What to work on:
Pull every line containing "this" out of the material below.

Given entries:
--- --- ---
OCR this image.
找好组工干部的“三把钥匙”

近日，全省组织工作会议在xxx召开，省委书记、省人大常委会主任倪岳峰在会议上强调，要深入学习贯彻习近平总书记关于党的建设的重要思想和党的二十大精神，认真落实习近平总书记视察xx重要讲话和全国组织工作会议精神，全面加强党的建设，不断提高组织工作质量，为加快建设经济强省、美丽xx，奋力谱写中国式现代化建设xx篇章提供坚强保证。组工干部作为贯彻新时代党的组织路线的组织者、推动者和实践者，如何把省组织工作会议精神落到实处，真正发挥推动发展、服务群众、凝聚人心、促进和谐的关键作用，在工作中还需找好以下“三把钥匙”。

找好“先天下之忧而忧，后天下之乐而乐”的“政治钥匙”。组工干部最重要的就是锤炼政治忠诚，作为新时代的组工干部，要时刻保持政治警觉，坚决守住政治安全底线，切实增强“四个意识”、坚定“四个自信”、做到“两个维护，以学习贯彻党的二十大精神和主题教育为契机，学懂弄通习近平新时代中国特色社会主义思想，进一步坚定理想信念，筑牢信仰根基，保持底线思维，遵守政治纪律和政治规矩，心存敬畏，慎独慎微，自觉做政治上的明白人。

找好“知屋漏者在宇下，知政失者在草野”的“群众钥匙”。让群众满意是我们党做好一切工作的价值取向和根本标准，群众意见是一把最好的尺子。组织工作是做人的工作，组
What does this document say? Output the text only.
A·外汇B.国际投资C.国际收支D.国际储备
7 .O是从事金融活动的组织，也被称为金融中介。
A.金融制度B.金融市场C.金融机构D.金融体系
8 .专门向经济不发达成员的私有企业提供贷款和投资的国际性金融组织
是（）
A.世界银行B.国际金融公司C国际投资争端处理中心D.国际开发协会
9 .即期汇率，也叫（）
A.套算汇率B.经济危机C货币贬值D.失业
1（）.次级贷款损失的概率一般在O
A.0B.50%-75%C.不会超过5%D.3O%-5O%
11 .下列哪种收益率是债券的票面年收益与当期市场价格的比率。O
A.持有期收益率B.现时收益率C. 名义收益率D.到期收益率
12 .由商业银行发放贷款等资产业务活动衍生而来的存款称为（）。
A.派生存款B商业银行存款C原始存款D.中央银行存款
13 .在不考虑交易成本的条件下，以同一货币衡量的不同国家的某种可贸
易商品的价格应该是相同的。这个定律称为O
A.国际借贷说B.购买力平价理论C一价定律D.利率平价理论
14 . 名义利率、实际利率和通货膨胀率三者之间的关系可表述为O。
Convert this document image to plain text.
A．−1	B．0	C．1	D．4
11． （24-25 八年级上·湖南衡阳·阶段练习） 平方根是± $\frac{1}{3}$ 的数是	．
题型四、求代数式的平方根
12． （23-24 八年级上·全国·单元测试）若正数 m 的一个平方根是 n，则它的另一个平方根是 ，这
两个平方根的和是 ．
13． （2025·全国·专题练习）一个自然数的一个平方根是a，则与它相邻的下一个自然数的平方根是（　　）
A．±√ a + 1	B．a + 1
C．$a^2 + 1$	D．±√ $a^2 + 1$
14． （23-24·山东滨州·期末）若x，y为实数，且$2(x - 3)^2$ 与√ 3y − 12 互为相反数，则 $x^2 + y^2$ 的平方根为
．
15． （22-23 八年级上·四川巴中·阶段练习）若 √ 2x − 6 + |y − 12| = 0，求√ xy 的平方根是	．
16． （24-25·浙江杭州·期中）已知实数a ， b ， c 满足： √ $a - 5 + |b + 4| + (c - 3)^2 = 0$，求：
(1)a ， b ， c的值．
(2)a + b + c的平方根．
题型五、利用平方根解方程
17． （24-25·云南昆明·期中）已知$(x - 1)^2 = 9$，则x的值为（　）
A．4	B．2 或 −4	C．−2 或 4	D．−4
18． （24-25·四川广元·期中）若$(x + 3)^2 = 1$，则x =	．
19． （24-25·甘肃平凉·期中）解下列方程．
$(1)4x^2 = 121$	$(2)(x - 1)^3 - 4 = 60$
--- --- ---
Answer:
OCR this image.
What does this document say? Output the text only.
Convert this document image to plain text.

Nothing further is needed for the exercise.